Your goal
The records below are split into lines. How many of those lines contain the string "View"? Reply with the number only.

Items from a dataset:
** BEGIN **

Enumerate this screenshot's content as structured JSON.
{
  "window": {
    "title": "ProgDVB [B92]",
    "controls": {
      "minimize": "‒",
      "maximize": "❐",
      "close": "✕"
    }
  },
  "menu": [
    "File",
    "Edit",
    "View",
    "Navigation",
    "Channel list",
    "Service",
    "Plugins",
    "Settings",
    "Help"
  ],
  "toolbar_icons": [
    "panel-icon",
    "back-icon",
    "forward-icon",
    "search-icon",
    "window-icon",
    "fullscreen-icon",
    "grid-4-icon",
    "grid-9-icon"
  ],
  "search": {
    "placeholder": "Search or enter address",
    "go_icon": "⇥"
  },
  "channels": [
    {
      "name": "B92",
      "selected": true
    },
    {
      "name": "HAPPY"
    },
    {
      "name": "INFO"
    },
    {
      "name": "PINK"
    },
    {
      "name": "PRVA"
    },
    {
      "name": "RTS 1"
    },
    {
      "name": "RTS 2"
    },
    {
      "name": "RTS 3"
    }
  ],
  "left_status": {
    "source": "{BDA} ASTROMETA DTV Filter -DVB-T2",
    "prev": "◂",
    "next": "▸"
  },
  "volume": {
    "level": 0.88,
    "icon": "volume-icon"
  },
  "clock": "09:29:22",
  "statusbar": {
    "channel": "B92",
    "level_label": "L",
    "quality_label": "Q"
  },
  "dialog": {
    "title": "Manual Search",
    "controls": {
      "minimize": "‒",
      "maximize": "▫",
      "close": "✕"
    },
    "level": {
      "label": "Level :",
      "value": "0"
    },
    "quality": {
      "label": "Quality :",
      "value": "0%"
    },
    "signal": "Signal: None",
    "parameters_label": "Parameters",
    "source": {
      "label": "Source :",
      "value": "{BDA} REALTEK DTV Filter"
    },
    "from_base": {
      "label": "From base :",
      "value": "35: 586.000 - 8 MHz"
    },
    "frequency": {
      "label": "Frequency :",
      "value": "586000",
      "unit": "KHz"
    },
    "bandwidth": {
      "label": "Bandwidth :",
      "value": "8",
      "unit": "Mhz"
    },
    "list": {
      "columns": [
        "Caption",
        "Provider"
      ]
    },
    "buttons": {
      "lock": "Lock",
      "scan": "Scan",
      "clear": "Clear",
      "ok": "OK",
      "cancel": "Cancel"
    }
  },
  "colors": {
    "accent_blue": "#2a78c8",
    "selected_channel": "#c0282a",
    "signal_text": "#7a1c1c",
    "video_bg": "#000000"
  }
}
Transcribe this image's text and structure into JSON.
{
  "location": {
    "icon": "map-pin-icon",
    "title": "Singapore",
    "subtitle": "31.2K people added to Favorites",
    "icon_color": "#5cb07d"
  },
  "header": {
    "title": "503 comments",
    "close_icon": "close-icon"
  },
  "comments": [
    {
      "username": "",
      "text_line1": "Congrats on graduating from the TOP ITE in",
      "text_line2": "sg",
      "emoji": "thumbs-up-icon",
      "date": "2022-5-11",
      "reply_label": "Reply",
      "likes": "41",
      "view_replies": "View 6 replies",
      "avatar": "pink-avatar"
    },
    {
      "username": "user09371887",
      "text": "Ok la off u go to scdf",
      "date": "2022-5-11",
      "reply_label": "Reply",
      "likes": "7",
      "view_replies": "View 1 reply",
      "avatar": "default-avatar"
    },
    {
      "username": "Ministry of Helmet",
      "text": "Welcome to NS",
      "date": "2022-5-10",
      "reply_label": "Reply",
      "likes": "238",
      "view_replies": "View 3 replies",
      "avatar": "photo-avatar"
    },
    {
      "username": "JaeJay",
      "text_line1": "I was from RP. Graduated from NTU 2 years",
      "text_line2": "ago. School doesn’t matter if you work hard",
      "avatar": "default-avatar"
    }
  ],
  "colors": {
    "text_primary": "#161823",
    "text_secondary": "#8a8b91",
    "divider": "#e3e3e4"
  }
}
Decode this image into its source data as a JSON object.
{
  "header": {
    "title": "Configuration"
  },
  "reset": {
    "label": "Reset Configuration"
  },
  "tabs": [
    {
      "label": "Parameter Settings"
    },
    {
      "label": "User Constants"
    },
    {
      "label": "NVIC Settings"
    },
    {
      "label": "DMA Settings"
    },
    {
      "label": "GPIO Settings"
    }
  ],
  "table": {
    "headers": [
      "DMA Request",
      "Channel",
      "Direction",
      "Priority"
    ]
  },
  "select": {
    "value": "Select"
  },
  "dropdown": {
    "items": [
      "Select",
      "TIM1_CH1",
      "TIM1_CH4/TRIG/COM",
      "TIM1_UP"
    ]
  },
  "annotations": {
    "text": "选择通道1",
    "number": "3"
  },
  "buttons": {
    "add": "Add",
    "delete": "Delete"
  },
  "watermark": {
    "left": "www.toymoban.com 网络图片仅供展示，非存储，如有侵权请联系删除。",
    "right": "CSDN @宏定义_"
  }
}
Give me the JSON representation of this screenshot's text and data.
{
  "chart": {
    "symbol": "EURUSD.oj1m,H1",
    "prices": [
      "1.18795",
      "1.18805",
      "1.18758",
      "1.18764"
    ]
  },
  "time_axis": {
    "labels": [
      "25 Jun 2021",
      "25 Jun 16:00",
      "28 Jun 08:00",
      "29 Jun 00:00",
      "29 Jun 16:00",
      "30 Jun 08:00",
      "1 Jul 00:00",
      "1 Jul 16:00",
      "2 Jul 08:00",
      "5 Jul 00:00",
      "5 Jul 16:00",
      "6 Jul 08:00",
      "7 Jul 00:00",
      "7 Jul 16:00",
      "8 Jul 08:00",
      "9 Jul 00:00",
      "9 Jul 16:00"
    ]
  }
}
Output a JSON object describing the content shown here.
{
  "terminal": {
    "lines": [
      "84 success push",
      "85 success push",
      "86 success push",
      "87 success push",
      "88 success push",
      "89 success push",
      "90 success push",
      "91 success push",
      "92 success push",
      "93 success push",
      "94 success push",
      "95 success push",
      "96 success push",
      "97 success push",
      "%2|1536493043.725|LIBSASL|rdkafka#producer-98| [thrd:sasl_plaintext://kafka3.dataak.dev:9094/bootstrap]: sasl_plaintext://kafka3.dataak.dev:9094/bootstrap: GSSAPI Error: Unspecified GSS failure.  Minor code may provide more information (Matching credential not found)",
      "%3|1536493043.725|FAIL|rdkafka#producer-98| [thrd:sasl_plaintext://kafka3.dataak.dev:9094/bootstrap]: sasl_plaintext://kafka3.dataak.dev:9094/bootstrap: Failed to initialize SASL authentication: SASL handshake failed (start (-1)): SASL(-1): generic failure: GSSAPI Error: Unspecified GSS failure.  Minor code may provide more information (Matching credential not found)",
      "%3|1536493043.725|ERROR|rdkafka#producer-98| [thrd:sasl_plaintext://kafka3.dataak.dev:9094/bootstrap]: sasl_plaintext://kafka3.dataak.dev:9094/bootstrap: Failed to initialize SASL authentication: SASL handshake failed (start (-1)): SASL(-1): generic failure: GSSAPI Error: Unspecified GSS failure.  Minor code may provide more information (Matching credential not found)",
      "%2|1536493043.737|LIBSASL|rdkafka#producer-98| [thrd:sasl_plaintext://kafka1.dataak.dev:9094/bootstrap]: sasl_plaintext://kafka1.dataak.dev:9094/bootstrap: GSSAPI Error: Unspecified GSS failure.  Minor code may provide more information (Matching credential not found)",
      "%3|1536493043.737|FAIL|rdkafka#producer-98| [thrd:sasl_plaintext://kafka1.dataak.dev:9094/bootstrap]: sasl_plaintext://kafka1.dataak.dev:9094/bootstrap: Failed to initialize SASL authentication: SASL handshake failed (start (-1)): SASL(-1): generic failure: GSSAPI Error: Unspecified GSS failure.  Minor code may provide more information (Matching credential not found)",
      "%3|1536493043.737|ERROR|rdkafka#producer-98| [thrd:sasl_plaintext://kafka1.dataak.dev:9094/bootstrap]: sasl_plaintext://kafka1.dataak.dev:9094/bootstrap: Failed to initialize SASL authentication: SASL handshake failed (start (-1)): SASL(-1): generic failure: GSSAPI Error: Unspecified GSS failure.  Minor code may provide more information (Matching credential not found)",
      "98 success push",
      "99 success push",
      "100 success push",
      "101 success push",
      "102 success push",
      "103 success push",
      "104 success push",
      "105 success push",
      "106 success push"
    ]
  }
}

** END **

Response to this exercise
4